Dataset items
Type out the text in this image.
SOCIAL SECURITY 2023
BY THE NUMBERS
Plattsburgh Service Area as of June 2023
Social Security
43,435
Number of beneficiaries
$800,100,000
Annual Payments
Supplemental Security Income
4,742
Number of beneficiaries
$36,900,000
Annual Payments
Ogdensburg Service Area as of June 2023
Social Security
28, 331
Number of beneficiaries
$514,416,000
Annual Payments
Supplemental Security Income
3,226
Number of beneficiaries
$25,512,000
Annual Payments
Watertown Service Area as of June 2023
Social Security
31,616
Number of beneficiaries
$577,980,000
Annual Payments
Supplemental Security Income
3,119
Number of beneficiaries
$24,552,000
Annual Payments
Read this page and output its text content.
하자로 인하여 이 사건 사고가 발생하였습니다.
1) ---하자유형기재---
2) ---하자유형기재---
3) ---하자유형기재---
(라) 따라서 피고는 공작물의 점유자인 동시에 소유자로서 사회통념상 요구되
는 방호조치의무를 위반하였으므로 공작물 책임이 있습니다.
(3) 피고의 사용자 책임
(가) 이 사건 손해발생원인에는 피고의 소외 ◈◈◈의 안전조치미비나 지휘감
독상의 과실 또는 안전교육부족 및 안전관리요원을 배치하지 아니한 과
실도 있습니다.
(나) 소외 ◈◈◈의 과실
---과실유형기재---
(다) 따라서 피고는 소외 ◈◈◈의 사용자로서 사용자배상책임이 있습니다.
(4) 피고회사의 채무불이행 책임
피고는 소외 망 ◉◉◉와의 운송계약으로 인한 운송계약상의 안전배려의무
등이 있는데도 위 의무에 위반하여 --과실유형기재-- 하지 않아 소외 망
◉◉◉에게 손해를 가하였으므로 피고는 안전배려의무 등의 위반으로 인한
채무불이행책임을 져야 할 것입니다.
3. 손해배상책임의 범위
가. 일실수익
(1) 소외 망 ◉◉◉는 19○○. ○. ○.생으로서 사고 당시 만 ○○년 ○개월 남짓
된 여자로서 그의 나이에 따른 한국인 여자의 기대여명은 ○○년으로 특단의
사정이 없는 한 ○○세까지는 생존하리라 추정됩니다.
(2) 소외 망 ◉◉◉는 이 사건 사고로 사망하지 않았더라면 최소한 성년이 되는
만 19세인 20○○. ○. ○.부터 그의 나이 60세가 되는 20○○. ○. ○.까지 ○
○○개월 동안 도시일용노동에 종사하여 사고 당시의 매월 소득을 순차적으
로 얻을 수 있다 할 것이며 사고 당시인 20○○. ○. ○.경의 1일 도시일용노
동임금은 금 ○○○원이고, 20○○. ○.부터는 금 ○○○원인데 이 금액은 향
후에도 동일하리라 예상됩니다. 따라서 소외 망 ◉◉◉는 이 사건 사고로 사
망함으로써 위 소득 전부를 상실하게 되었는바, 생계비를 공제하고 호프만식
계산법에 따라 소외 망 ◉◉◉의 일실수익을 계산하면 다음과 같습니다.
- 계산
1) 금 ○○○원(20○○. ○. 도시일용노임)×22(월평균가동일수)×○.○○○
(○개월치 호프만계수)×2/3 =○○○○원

● What the task asks:
Look above for the line containing "Read this page and output its text content.", then transcribe it and all lines after it through the last, exactly and with nothing else.

● Reply:
Read this page and output its text content.
하자로 인하여 이 사건 사고가 발생하였습니다.
1) ---하자유형기재---
2) ---하자유형기재---
3) ---하자유형기재---
(라) 따라서 피고는 공작물의 점유자인 동시에 소유자로서 사회통념상 요구되
는 방호조치의무를 위반하였으므로 공작물 책임이 있습니다.
(3) 피고의 사용자 책임
(가) 이 사건 손해발생원인에는 피고의 소외 ◈◈◈의 안전조치미비나 지휘감
독상의 과실 또는 안전교육부족 및 안전관리요원을 배치하지 아니한 과
실도 있습니다.
(나) 소외 ◈◈◈의 과실
---과실유형기재---
(다) 따라서 피고는 소외 ◈◈◈의 사용자로서 사용자배상책임이 있습니다.
(4) 피고회사의 채무불이행 책임
피고는 소외 망 ◉◉◉와의 운송계약으로 인한 운송계약상의 안전배려의무
등이 있는데도 위 의무에 위반하여 --과실유형기재-- 하지 않아 소외 망
◉◉◉에게 손해를 가하였으므로 피고는 안전배려의무 등의 위반으로 인한
채무불이행책임을 져야 할 것입니다.
3. 손해배상책임의 범위
가. 일실수익
(1) 소외 망 ◉◉◉는 19○○. ○. ○.생으로서 사고 당시 만 ○○년 ○개월 남짓
된 여자로서 그의 나이에 따른 한국인 여자의 기대여명은 ○○년으로 특단의
사정이 없는 한 ○○세까지는 생존하리라 추정됩니다.
(2) 소외 망 ◉◉◉는 이 사건 사고로 사망하지 않았더라면 최소한 성년이 되는
만 19세인 20○○. ○. ○.부터 그의 나이 60세가 되는 20○○. ○. ○.까지 ○
○○개월 동안 도시일용노동에 종사하여 사고 당시의 매월 소득을 순차적으
로 얻을 수 있다 할 것이며 사고 당시인 20○○. ○. ○.경의 1일 도시일용노
동임금은 금 ○○○원이고, 20○○. ○.부터는 금 ○○○원인데 이 금액은 향
후에도 동일하리라 예상됩니다. 따라서 소외 망 ◉◉◉는 이 사건 사고로 사
망함으로써 위 소득 전부를 상실하게 되었는바, 생계비를 공제하고 호프만식
계산법에 따라 소외 망 ◉◉◉의 일실수익을 계산하면 다음과 같습니다.
- 계산
1) 금 ○○○원(20○○. ○. 도시일용노임)×22(월평균가동일수)×○.○○○
(○개월치 호프만계수)×2/3 =○○○○원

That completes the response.